§ Problem requirements
Please show all lines of the records that include "treatment".

§ Supplied material
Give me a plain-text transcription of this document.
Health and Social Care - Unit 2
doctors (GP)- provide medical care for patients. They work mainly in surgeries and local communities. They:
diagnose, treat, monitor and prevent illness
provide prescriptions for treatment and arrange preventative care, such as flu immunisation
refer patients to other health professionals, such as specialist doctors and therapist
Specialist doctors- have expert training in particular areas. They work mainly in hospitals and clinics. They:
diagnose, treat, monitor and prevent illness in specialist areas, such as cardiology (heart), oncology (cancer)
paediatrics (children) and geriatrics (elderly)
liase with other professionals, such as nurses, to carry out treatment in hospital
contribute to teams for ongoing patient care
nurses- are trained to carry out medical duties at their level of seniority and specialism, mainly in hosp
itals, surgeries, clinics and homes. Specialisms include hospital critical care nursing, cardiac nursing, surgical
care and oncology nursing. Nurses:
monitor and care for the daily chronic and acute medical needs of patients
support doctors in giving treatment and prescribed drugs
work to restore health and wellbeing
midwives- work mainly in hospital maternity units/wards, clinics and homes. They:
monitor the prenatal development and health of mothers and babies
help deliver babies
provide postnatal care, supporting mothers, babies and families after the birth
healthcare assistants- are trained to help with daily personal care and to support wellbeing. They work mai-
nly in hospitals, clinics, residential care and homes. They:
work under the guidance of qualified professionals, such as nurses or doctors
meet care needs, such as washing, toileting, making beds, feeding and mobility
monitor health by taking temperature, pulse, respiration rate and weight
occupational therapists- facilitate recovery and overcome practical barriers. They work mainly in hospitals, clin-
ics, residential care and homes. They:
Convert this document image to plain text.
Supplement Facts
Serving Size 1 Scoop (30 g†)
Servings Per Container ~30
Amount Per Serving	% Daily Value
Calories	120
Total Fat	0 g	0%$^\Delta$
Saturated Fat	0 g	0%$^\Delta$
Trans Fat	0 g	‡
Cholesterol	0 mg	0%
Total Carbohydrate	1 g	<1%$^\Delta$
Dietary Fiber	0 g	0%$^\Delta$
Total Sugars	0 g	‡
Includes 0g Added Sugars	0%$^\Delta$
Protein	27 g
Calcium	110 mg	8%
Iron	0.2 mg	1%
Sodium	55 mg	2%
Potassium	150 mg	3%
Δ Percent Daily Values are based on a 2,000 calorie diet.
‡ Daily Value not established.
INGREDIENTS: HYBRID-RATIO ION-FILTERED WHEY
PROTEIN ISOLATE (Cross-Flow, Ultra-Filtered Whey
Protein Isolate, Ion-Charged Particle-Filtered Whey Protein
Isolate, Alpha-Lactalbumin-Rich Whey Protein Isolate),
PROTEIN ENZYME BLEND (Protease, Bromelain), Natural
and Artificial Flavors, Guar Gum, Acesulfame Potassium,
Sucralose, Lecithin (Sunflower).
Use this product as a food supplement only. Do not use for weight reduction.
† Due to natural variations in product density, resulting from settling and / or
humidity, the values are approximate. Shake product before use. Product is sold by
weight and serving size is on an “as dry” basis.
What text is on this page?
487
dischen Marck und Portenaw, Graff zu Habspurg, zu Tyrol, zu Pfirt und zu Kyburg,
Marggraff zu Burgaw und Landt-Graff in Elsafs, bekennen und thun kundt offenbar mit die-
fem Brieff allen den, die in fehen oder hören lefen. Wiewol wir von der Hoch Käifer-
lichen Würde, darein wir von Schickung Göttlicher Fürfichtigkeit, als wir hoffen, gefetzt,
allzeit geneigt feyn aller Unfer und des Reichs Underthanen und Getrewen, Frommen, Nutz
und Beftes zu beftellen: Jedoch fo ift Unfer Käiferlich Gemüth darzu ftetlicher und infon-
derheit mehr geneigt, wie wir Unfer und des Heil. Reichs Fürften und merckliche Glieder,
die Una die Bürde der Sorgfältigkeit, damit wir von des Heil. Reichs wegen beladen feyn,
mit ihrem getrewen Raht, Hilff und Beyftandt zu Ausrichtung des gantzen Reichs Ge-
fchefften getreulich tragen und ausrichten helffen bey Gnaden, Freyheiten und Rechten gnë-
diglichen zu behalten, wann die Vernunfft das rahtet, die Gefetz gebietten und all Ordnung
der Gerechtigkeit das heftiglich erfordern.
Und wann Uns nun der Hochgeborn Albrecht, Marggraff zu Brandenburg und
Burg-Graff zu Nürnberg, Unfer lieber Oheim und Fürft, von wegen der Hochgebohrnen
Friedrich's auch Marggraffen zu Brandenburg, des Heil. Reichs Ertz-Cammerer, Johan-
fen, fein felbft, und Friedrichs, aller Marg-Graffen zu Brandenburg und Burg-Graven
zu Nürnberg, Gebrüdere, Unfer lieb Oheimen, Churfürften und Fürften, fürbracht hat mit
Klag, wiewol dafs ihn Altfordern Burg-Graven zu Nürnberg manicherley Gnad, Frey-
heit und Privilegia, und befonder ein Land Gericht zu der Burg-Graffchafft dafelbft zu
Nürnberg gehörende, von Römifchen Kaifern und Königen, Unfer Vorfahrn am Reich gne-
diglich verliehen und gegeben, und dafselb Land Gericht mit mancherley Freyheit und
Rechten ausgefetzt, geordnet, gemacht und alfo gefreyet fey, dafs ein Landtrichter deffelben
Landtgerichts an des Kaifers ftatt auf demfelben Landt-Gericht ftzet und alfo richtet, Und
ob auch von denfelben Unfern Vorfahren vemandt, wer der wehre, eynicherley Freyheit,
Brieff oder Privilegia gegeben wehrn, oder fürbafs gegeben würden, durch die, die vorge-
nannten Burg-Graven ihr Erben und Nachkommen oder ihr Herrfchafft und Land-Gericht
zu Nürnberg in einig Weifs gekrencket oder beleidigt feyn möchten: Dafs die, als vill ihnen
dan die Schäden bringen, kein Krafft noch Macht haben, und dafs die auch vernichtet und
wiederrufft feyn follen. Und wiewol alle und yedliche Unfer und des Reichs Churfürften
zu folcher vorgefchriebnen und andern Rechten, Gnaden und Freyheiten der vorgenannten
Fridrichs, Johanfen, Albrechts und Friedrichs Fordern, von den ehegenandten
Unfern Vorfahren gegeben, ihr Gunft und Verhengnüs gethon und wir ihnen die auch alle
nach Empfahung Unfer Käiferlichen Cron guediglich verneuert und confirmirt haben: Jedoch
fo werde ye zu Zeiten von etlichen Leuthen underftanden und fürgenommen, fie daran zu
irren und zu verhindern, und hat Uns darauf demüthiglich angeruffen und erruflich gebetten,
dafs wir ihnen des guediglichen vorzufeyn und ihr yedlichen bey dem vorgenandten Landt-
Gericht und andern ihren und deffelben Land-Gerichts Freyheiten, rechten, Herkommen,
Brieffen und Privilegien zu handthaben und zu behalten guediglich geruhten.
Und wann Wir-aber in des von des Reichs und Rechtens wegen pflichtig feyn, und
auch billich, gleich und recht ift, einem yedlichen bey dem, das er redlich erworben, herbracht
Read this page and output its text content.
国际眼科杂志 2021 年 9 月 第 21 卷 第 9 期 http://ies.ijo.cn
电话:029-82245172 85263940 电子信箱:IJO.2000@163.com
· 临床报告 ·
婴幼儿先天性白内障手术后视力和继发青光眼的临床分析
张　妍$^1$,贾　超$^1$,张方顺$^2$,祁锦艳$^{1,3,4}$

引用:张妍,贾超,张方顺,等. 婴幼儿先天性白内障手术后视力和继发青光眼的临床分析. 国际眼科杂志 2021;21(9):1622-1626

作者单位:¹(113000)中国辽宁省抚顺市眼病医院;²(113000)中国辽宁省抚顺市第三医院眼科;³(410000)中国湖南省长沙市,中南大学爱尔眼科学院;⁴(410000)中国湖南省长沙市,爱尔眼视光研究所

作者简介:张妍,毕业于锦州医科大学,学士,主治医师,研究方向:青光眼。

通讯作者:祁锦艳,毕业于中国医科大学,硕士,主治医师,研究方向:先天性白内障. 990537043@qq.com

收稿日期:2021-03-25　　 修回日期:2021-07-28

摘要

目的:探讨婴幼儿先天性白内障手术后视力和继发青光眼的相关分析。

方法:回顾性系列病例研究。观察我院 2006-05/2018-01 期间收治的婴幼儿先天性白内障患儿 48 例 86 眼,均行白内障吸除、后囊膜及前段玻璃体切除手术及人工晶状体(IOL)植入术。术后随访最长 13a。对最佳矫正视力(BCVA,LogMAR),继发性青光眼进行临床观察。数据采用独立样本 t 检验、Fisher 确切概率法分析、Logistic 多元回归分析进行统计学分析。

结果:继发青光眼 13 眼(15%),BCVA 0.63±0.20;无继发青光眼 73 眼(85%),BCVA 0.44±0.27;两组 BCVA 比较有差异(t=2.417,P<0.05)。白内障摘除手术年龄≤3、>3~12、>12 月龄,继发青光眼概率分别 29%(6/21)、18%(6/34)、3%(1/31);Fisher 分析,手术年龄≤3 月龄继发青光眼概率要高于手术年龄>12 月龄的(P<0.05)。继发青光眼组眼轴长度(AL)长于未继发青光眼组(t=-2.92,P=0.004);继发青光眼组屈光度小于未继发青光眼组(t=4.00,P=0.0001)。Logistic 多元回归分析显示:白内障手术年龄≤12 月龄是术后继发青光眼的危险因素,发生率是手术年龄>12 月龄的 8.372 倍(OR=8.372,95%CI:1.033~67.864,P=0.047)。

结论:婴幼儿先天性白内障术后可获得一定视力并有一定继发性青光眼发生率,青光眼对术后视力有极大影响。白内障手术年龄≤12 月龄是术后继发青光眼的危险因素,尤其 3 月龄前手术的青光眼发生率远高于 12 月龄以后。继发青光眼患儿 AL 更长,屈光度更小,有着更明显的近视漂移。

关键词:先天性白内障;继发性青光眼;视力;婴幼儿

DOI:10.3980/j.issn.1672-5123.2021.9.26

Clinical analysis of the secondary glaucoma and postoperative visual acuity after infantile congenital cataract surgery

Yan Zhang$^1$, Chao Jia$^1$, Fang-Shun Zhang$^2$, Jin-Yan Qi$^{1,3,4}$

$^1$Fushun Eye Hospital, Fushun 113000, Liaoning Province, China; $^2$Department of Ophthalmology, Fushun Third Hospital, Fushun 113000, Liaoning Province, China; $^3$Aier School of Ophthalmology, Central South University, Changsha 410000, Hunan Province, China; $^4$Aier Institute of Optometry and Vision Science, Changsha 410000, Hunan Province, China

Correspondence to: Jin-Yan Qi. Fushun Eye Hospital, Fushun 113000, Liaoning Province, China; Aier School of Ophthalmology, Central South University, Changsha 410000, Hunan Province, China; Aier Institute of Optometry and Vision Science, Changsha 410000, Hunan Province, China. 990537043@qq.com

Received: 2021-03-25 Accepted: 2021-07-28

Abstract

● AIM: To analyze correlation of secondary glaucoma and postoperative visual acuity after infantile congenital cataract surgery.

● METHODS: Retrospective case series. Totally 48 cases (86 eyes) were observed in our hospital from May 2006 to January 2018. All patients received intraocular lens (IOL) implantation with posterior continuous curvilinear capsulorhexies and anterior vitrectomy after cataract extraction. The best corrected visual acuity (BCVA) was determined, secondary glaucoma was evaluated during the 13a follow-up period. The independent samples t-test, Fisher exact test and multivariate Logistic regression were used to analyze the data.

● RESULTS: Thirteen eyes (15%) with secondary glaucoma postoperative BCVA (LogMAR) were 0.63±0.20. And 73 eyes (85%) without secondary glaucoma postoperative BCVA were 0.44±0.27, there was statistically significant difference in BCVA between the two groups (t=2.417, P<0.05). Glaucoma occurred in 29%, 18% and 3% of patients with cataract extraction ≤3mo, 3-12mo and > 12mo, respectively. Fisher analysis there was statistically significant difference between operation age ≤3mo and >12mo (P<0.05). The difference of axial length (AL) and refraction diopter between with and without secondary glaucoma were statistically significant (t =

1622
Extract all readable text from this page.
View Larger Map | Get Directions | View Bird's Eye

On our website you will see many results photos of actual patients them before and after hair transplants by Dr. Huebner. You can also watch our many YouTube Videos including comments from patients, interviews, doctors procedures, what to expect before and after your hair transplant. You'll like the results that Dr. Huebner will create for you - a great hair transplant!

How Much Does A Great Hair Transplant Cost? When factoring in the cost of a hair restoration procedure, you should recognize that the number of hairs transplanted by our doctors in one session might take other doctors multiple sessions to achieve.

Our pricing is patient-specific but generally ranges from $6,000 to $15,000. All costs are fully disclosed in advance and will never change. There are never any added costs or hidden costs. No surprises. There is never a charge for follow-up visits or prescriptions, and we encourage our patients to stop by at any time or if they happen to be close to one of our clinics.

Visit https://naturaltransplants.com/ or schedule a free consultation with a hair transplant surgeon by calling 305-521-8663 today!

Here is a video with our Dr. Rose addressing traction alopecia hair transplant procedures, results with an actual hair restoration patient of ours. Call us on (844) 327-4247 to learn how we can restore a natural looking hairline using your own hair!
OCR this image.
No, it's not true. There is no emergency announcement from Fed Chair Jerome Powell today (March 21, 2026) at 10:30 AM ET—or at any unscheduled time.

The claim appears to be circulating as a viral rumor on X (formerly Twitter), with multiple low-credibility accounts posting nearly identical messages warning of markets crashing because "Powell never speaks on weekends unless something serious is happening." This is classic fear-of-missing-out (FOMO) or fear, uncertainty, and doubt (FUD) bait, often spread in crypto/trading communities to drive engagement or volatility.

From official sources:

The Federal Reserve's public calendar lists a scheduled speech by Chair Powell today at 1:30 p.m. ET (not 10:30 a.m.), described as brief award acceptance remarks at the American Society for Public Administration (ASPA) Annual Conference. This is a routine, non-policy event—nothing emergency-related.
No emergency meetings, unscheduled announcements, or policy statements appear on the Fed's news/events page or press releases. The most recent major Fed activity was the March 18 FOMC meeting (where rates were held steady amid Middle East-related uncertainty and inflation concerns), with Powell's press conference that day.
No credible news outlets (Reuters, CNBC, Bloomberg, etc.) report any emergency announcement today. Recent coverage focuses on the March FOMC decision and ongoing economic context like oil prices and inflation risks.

§ Exercise solution
provide prescriptions for treatment and arrange preventative care, such as flu immunisation
liase with other professionals, such as nurses, to carry out treatment in hospital
support doctors in giving treatment and prescribed drugs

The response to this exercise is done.